## Begin Records for the task

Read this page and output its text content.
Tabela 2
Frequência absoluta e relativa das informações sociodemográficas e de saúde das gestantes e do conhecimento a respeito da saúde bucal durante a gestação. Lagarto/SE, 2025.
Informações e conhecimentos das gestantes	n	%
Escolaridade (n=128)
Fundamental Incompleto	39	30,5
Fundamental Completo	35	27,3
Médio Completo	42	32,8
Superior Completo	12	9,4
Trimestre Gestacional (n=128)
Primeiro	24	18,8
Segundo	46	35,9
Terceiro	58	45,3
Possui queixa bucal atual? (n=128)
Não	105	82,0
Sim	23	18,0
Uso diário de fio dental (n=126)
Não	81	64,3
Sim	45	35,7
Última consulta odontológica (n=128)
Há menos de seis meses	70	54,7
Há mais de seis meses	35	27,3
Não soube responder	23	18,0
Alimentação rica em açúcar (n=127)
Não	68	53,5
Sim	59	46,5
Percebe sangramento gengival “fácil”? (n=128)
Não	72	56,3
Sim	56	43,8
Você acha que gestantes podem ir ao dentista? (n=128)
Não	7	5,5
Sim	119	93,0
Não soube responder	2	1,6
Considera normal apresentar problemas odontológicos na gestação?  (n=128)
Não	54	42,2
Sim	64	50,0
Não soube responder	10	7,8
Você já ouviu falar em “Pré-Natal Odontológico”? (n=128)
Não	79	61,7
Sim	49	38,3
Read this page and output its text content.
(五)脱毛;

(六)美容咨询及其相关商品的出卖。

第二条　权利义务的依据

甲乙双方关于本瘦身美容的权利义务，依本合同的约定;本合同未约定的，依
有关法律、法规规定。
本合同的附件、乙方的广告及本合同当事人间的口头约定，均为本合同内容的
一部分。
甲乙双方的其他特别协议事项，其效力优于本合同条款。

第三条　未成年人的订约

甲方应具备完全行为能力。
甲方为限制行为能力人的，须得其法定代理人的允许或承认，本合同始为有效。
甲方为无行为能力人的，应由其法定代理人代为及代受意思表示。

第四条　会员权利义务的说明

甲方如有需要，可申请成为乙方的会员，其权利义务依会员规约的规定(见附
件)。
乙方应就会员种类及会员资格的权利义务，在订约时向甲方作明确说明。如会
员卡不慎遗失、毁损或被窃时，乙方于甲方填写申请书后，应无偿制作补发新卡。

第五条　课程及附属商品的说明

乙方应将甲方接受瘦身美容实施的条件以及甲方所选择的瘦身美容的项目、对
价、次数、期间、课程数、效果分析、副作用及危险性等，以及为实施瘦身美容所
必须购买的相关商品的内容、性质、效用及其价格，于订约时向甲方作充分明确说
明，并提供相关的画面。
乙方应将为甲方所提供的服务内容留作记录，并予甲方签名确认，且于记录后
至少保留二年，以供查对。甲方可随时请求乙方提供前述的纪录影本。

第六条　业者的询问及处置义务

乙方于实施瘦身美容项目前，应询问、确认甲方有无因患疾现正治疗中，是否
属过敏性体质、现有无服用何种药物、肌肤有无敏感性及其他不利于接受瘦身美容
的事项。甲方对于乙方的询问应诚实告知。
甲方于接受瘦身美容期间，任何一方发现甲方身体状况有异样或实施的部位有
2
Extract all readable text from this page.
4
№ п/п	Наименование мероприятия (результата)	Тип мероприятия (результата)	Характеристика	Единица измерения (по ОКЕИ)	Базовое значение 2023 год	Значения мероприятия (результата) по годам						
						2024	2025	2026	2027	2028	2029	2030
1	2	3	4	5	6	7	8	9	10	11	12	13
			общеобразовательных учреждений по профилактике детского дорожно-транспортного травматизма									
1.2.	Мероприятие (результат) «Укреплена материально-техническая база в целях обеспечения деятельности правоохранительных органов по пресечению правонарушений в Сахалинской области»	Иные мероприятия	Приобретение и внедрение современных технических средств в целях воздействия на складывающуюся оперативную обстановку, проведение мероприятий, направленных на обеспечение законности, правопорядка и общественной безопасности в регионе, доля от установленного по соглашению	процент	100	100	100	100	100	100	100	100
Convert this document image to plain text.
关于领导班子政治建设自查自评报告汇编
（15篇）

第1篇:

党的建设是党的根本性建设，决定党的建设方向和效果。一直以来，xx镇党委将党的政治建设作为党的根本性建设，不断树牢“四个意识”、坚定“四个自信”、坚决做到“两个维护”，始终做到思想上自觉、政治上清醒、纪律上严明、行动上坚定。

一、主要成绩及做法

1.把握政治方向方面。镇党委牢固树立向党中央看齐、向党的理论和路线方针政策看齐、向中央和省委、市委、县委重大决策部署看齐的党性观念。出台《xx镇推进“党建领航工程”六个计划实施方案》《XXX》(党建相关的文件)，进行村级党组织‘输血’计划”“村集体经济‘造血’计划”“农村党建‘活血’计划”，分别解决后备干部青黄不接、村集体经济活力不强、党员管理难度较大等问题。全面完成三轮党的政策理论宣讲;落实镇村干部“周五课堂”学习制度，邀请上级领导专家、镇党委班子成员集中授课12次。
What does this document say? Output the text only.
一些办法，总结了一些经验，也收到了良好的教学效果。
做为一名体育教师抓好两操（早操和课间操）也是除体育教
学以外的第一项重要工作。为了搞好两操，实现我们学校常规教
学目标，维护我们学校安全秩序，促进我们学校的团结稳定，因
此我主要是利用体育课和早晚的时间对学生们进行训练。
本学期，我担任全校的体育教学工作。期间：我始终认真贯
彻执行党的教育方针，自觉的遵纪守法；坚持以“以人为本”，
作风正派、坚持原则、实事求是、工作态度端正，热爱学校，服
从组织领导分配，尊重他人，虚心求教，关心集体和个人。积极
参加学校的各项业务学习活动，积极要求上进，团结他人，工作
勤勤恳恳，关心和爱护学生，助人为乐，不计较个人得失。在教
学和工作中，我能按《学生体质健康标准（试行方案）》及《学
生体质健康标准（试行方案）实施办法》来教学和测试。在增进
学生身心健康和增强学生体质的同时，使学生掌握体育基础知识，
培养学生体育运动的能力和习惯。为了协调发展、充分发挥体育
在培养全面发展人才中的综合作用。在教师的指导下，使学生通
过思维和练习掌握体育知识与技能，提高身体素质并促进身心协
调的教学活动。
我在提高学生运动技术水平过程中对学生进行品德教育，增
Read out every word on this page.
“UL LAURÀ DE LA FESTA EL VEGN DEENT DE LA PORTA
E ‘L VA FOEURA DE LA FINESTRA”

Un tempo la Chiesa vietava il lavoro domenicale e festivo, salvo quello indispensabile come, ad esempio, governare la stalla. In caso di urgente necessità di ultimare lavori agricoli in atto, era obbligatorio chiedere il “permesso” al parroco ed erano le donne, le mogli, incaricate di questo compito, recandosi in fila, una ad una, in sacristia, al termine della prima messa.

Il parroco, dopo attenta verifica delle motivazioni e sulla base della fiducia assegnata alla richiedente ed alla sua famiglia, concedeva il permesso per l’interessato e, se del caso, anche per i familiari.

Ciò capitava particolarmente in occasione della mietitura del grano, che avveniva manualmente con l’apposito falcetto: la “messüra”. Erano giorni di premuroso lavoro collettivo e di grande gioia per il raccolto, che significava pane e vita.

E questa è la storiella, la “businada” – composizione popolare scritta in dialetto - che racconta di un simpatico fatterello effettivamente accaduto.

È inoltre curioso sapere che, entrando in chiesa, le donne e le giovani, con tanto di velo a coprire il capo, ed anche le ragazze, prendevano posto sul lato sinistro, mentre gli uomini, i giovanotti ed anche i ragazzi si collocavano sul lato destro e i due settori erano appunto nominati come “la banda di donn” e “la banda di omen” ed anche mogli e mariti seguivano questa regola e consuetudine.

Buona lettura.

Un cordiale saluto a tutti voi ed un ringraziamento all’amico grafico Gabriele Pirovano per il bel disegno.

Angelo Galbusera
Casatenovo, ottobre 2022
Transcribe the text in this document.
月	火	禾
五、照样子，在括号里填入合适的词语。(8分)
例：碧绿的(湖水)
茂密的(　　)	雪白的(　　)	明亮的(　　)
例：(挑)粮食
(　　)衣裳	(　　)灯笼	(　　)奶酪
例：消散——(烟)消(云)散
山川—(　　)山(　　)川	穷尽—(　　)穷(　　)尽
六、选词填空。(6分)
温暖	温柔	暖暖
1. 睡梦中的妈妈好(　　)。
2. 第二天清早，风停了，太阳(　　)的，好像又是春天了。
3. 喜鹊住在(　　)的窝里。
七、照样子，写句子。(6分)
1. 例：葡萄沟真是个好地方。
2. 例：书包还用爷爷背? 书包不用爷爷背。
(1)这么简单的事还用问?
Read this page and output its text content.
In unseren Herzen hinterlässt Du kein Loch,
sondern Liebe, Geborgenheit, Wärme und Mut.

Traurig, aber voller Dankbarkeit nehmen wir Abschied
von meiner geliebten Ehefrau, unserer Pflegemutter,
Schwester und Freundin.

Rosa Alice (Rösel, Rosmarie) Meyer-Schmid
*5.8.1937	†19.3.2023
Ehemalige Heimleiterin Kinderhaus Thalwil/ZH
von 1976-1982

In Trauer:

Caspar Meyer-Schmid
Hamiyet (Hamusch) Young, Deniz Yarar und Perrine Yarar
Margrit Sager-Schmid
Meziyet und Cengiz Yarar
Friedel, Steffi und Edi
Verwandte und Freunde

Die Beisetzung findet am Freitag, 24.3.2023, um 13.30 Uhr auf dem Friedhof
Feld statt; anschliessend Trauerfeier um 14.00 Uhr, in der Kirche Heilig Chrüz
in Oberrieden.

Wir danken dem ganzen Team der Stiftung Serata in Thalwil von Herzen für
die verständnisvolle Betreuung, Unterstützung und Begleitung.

## End Records for the task

Written instruction — Copy all lines above containing the string "mogli".

Answer to the exercise —
Un tempo la Chiesa vietava il lavoro domenicale e festivo, salvo quello indispensabile come, ad esempio, governare la stalla. In caso di urgente necessità di ultimare lavori agricoli in atto, era obbligatorio chiedere il “permesso” al parroco ed erano le donne, le mogli, incaricate di questo compito, recandosi in fila, una ad una, in sacristia, al termine della prima messa.
È inoltre curioso sapere che, entrando in chiesa, le donne e le giovani, con tanto di velo a coprire il capo, ed anche le ragazze, prendevano posto sul lato sinistro, mentre gli uomini, i giovanotti ed anche i ragazzi si collocavano sul lato destro e i due settori erano appunto nominati come “la banda di donn” e “la banda di omen” ed anche mogli e mariti seguivano questa regola e consuetudine.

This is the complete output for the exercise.